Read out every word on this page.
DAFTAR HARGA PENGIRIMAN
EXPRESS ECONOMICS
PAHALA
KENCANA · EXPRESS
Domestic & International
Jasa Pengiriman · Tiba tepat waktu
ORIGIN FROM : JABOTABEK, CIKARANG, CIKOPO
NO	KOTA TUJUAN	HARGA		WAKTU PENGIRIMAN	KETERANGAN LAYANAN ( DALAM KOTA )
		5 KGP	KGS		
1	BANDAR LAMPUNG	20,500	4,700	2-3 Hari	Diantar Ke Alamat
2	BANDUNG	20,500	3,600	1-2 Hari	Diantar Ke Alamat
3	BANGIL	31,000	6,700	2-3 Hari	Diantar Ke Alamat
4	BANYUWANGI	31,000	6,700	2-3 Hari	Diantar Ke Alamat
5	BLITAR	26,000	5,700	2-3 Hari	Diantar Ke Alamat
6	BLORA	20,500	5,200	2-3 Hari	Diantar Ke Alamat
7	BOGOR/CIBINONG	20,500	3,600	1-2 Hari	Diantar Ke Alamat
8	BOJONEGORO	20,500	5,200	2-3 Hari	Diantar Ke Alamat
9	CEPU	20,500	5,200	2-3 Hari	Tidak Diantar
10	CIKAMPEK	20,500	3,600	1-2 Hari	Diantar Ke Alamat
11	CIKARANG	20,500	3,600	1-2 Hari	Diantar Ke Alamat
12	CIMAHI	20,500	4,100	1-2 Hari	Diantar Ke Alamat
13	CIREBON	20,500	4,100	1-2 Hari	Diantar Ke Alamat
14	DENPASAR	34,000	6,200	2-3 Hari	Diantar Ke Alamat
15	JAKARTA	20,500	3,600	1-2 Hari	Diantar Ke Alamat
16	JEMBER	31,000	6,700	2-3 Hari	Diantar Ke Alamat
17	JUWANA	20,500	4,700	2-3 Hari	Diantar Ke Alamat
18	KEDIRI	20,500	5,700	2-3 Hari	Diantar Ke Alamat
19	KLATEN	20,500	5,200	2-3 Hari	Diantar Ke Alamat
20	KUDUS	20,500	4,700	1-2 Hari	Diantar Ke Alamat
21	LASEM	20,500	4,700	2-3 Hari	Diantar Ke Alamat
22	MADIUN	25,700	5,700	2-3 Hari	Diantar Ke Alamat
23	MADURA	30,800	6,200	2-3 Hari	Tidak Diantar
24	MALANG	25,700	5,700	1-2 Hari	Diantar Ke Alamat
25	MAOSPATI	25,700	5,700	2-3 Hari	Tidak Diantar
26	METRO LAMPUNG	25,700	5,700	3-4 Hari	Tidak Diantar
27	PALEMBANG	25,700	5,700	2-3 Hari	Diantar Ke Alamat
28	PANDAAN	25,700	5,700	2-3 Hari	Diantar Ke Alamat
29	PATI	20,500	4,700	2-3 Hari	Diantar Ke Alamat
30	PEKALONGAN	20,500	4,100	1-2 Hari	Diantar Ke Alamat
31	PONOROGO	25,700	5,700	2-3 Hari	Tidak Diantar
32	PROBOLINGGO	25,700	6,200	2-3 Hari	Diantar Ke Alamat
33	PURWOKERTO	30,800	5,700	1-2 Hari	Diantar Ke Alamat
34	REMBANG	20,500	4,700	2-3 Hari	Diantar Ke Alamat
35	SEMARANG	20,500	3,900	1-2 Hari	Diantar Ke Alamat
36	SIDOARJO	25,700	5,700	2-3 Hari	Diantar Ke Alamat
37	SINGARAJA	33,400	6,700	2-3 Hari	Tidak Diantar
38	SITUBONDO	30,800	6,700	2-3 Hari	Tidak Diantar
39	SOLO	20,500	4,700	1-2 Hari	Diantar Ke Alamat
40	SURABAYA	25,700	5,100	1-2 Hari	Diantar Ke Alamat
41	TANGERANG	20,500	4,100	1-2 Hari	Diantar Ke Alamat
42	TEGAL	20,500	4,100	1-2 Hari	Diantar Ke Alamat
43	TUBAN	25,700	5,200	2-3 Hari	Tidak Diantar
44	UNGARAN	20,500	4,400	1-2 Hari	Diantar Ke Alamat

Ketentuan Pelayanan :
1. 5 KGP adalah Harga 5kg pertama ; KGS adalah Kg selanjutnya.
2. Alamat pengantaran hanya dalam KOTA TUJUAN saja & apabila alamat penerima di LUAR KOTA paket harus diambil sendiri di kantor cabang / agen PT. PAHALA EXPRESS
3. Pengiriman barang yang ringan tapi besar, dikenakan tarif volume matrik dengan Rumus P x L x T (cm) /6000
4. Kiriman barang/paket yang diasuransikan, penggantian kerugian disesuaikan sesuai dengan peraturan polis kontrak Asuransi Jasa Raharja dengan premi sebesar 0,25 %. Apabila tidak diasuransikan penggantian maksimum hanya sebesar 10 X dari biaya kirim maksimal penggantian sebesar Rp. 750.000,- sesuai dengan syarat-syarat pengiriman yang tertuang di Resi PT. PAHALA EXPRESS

* [Exercise goal]
Return the number of lines that include the word "TUJUAN", and nothing else.

* [Written reply]
2